*STATED EXERCISE*.
The records below must be copied in full; omit the images.

*TASK INPUT*.
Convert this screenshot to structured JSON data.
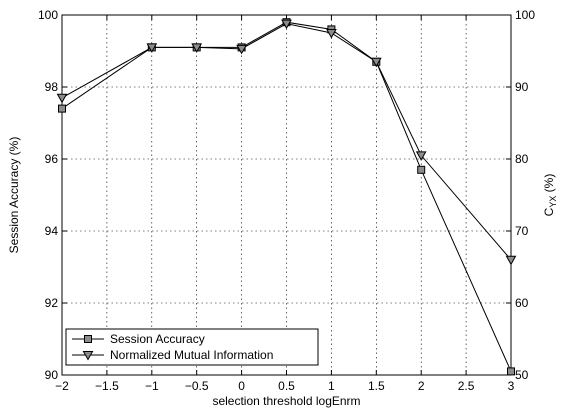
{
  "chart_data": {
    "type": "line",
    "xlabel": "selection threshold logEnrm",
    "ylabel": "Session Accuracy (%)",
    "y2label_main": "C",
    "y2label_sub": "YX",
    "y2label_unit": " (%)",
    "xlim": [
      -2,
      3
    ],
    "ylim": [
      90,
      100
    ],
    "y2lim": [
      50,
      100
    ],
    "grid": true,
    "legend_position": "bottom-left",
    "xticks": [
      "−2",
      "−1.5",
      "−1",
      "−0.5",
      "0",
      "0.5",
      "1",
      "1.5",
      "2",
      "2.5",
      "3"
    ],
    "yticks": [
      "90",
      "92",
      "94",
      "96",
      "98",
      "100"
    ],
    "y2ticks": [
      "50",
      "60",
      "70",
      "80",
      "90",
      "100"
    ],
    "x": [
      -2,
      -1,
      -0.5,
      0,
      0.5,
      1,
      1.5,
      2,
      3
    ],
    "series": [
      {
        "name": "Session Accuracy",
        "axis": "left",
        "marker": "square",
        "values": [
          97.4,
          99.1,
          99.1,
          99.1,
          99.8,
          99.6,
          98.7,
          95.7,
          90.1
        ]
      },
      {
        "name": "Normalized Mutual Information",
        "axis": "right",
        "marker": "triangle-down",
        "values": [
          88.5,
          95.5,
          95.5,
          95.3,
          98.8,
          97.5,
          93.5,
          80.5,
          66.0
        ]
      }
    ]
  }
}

*REPLY TO THE TASK*.
Convert this screenshot to structured JSON data.
{
  "chart_data": {
    "type": "line",
    "xlabel": "selection threshold logEnrm",
    "ylabel": "Session Accuracy (%)",
    "y2label_main": "C",
    "y2label_sub": "YX",
    "y2label_unit": " (%)",
    "xlim": [
      -2,
      3
    ],
    "ylim": [
      90,
      100
    ],
    "y2lim": [
      50,
      100
    ],
    "grid": true,
    "legend_position": "bottom-left",
    "xticks": [
      "−2",
      "−1.5",
      "−1",
      "−0.5",
      "0",
      "0.5",
      "1",
      "1.5",
      "2",
      "2.5",
      "3"
    ],
    "yticks": [
      "90",
      "92",
      "94",
      "96",
      "98",
      "100"
    ],
    "y2ticks": [
      "50",
      "60",
      "70",
      "80",
      "90",
      "100"
    ],
    "x": [
      -2,
      -1,
      -0.5,
      0,
      0.5,
      1,
      1.5,
      2,
      3
    ],
    "series": [
      {
        "name": "Session Accuracy",
        "axis": "left",
        "marker": "square",
        "values": [
          97.4,
          99.1,
          99.1,
          99.1,
          99.8,
          99.6,
          98.7,
          95.7,
          90.1
        ]
      },
      {
        "name": "Normalized Mutual Information",
        "axis": "right",
        "marker": "triangle-down",
        "values": [
          88.5,
          95.5,
          95.5,
          95.3,
          98.8,
          97.5,
          93.5,
          80.5,
          66.0
        ]
      }
    ]
  }
}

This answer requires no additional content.